## Begin Provided data
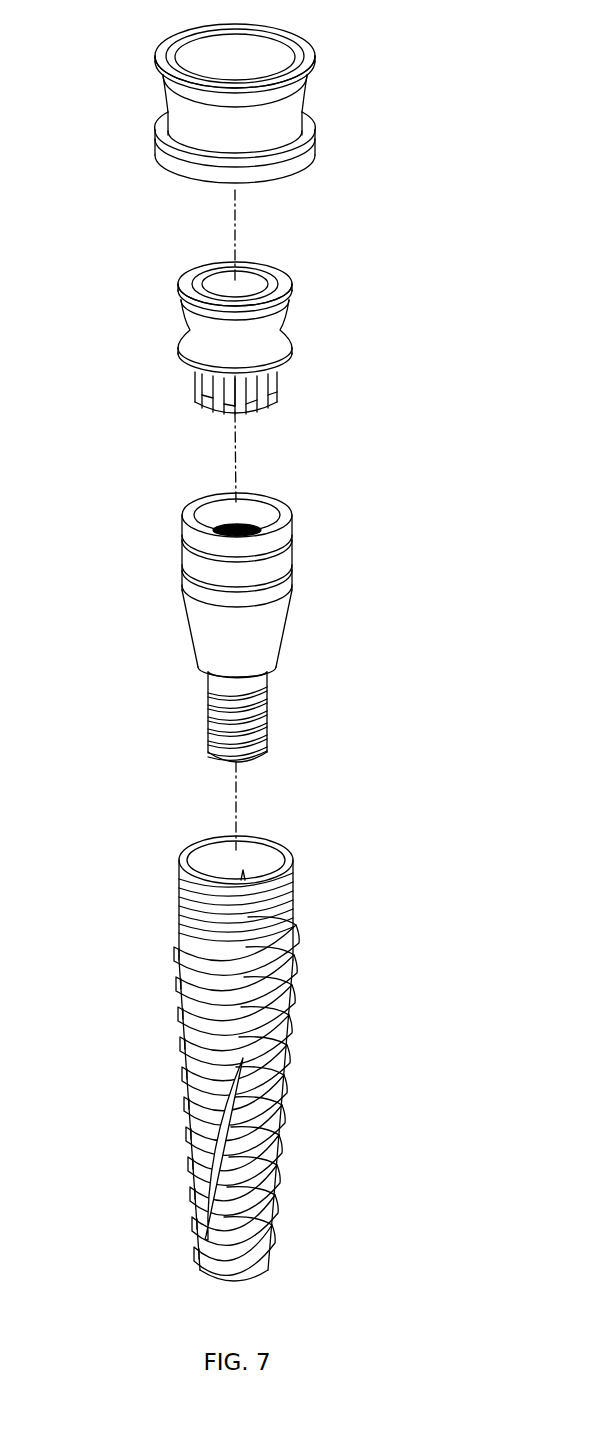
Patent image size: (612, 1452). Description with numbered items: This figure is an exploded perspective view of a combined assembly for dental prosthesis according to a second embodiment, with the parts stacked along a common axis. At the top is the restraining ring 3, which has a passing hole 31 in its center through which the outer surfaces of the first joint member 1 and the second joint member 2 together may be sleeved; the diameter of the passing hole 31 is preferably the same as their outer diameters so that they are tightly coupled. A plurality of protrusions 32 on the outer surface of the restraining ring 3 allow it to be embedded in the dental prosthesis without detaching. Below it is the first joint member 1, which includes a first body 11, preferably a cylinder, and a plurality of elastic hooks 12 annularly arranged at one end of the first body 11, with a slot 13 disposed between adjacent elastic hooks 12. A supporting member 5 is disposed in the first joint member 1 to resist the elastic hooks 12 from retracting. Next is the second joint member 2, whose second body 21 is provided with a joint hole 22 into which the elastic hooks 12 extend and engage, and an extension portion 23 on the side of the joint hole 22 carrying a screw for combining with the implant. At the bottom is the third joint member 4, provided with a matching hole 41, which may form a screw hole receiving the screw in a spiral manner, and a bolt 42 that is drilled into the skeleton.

The first joint member 1 is at (307, 270).
The second joint member 2 is at (308, 515).
The restraining ring 3 is at (342, 46).
The third joint member 4 is at (306, 842).
The supporting member 5 is at (253, 278).
The first body 11 is at (152, 267).
The elastic hooks 12 is at (258, 408).
The slot 13 is at (227, 408).
The second body 21 is at (160, 507).
The joint hole 22 is at (205, 517).
The extension portion 23 is at (160, 610).
The passing hole 31 is at (207, 62).
The protrusions 32 is at (310, 72).
The matching hole 41 is at (203, 853).
The bolt 42 is at (185, 1060).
## End Provided data
● **Required work**:
Update the entries from their start up to and including the line with "The first joint member 1 is at (307, 270).", replacing "skeleton" with "jawbone" and keeping everything else unchanged. Return only those lines, without the pictures.

● **Solution below**:
Patent image size: (612, 1452). Description with numbered items: This figure is an exploded perspective view of a combined assembly for dental prosthesis according to a second embodiment, with the parts stacked along a common axis. At the top is the restraining ring 3, which has a passing hole 31 in its center through which the outer surfaces of the first joint member 1 and the second joint member 2 together may be sleeved; the diameter of the passing hole 31 is preferably the same as their outer diameters so that they are tightly coupled. A plurality of protrusions 32 on the outer surface of the restraining ring 3 allow it to be embedded in the dental prosthesis without detaching. Below it is the first joint member 1, which includes a first body 11, preferably a cylinder, and a plurality of elastic hooks 12 annularly arranged at one end of the first body 11, with a slot 13 disposed between adjacent elastic hooks 12. A supporting member 5 is disposed in the first joint member 1 to resist the elastic hooks 12 from retracting. Next is the second joint member 2, whose second body 21 is provided with a joint hole 22 into which the elastic hooks 12 extend and engage, and an extension portion 23 on the side of the joint hole 22 carrying a screw for combining with the implant. At the bottom is the third joint member 4, provided with a matching hole 41, which may form a screw hole receiving the screw in a spiral manner, and a bolt 42 that is drilled into the jawbone.

The first joint member 1 is at (307, 270).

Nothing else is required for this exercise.